» **YOUR GOAL**: Each line that holds the string "this" counts once; say how many such lines there are and add nothing.

» **RECORDS TO USE**:
• • •

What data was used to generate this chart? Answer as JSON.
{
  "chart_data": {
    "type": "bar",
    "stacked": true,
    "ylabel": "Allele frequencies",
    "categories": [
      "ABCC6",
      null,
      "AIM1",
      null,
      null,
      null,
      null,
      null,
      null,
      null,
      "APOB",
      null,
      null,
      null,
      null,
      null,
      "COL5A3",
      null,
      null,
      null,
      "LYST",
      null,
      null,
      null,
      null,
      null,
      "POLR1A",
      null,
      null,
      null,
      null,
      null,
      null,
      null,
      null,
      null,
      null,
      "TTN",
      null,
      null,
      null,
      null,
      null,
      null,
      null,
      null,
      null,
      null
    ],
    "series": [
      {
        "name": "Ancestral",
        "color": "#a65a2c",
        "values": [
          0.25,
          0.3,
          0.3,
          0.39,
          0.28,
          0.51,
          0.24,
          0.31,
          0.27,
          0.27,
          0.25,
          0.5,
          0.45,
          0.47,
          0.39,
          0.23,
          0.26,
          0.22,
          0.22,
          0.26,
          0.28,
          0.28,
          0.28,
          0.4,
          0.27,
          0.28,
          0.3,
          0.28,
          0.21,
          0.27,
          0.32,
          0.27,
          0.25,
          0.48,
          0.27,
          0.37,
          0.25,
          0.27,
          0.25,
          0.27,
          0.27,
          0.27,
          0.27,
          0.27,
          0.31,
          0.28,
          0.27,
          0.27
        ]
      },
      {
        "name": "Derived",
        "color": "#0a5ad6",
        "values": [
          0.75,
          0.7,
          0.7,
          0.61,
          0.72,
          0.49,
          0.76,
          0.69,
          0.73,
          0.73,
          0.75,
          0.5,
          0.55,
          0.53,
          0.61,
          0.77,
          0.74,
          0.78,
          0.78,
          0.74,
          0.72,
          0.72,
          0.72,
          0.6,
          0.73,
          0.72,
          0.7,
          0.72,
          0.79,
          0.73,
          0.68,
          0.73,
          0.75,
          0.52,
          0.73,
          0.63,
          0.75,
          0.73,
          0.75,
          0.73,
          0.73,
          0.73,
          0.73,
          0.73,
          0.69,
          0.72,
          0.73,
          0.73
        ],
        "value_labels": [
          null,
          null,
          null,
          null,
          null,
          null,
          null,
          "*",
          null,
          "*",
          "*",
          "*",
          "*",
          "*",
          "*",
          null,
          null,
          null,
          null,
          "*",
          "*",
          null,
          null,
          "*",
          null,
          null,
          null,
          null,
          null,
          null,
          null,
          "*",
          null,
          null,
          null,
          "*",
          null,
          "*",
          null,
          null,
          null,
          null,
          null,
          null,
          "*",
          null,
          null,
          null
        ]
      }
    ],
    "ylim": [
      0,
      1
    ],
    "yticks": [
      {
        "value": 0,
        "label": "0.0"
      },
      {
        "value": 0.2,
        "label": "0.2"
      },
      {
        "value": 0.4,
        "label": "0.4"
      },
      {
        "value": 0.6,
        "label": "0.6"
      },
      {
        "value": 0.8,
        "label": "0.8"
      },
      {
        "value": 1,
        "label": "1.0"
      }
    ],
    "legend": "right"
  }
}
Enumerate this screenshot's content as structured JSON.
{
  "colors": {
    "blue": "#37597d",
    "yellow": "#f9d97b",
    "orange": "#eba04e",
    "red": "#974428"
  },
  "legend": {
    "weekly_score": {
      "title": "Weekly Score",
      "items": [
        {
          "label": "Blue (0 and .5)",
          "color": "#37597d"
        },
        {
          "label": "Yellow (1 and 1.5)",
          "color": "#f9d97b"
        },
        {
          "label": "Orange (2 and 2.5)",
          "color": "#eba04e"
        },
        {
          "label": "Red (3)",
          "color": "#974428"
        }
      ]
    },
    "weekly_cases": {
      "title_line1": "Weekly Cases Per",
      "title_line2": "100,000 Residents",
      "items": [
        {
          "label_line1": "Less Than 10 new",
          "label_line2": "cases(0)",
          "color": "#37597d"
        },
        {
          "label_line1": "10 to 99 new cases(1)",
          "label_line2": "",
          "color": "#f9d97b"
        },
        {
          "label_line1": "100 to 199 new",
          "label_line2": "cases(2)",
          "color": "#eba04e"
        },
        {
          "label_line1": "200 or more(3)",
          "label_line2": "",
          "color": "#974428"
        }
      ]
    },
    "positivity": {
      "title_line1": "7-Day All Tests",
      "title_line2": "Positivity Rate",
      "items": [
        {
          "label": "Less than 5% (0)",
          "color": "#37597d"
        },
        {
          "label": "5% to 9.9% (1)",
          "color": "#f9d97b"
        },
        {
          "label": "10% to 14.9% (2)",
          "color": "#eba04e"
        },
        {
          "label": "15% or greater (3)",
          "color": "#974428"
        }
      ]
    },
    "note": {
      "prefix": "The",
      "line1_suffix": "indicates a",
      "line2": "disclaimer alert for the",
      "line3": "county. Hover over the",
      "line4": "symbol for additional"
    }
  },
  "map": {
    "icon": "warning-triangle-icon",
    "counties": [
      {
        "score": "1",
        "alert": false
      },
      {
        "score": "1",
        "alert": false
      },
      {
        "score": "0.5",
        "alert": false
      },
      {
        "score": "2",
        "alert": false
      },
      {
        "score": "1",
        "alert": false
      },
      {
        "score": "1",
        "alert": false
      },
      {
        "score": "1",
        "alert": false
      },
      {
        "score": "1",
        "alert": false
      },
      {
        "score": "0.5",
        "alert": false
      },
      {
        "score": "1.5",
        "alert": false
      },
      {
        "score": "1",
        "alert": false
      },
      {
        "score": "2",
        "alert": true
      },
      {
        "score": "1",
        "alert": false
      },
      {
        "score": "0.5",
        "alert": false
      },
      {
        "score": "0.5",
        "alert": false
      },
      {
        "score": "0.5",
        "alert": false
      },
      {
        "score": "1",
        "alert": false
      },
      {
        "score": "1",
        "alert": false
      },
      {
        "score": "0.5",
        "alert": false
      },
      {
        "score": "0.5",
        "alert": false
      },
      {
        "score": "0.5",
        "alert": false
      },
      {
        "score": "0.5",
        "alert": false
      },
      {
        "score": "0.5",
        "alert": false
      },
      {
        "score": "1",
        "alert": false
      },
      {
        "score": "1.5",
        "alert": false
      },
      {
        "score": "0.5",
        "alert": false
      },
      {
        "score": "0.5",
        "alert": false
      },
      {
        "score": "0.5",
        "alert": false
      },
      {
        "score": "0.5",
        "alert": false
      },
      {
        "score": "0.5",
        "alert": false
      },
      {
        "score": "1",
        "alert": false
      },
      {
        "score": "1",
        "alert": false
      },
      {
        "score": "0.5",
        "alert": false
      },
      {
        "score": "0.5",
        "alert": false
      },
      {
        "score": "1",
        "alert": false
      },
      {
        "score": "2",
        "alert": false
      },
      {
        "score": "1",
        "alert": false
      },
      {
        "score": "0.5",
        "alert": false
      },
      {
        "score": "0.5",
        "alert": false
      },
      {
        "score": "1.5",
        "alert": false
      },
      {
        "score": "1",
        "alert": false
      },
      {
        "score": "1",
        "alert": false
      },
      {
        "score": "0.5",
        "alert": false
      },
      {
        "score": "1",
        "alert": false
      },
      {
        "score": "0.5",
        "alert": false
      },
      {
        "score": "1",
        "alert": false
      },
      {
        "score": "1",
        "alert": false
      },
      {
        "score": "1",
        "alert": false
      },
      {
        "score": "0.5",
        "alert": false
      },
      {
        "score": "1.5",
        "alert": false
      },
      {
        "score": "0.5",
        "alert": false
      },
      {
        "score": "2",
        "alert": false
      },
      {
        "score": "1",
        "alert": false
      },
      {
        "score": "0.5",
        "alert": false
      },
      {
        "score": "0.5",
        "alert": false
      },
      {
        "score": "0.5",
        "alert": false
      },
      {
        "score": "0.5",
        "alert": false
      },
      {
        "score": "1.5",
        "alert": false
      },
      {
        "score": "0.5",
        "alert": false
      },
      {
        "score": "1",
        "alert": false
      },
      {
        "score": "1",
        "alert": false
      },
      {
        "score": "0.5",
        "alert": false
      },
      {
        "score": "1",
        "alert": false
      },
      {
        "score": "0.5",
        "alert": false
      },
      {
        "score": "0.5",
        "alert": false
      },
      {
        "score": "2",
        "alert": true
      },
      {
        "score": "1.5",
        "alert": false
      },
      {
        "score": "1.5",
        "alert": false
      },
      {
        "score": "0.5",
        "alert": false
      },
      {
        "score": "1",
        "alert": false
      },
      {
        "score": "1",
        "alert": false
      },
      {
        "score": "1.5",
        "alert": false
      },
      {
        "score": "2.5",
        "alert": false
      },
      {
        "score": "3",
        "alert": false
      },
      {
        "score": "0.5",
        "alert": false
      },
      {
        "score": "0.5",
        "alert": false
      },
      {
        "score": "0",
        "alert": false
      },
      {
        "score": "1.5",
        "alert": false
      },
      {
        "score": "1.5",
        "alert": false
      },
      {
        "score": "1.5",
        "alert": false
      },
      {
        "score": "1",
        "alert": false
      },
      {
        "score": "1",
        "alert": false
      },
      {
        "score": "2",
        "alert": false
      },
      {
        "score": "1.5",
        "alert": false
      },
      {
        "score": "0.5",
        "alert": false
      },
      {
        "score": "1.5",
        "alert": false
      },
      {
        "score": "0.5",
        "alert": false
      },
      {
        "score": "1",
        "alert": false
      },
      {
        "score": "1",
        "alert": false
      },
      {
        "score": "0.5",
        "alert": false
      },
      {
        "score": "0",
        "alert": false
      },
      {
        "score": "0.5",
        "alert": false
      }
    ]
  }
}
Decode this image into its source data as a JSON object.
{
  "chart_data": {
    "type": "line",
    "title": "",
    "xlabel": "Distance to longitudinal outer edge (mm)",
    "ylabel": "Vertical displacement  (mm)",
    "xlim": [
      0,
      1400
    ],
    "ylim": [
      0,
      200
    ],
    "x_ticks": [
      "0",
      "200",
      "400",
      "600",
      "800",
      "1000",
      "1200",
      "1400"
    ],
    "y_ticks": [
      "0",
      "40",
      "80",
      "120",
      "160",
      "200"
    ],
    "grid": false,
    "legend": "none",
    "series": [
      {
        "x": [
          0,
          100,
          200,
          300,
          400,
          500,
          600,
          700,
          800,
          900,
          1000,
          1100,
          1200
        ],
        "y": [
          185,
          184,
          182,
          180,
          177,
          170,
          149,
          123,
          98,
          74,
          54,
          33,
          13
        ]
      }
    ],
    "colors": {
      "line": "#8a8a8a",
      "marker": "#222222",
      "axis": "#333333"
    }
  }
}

• • •

» **RESULT**: 3